>> Begin Data extract

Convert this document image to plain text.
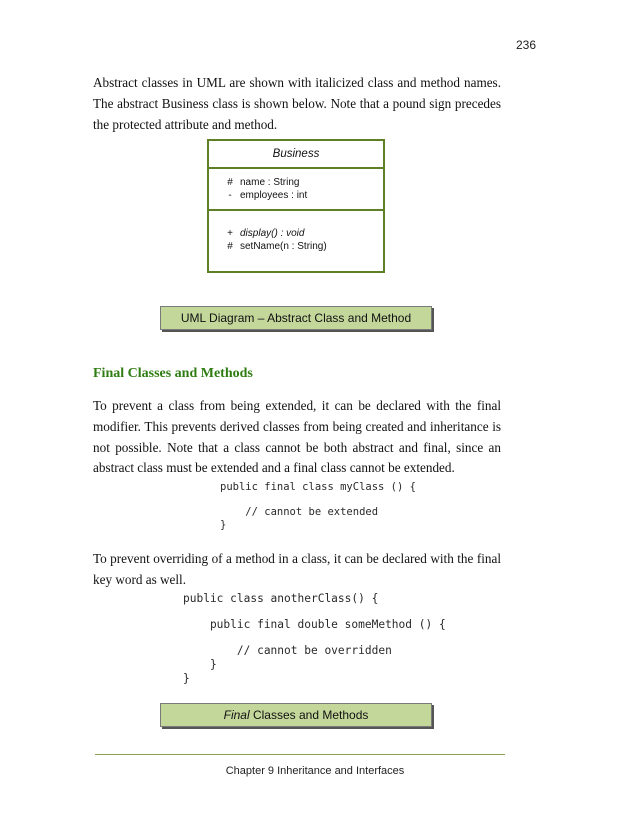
236

Abstract classes in UML are shown with italicized class and method names. The abstract Business class is shown below. Note that a pound sign precedes the protected attribute and method.

Business
# name : String
- employees : int
+ display() : void
# setName(n : String)
UML Diagram – Abstract Class and Method
Final Classes and Methods

To prevent a class from being extended, it can be declared with the final modifier. This prevents derived classes from being created and inheritance is not possible. Note that a class cannot be both abstract and final, since an abstract class must be extended and a final class cannot be extended.

public final class myClass () {

// cannot be extended

}

To prevent overriding of a method in a class, it can be declared with the final key word as well.

public class anotherClass() {

public final double someMethod () {

// cannot be overridden

}

}

Final Classes and Methods
Chapter 9 Inheritance and Interfaces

>> End Data extract

**Given exercise**: Where a line holds the string "cannot", copy that line.

**Written answer**:
To prevent a class from being extended, it can be declared with the final modifier. This prevents derived classes from being created and inheritance is not possible. Note that a class cannot be both abstract and final, since an abstract class must be extended and a final class cannot be extended.
// cannot be extended
// cannot be overridden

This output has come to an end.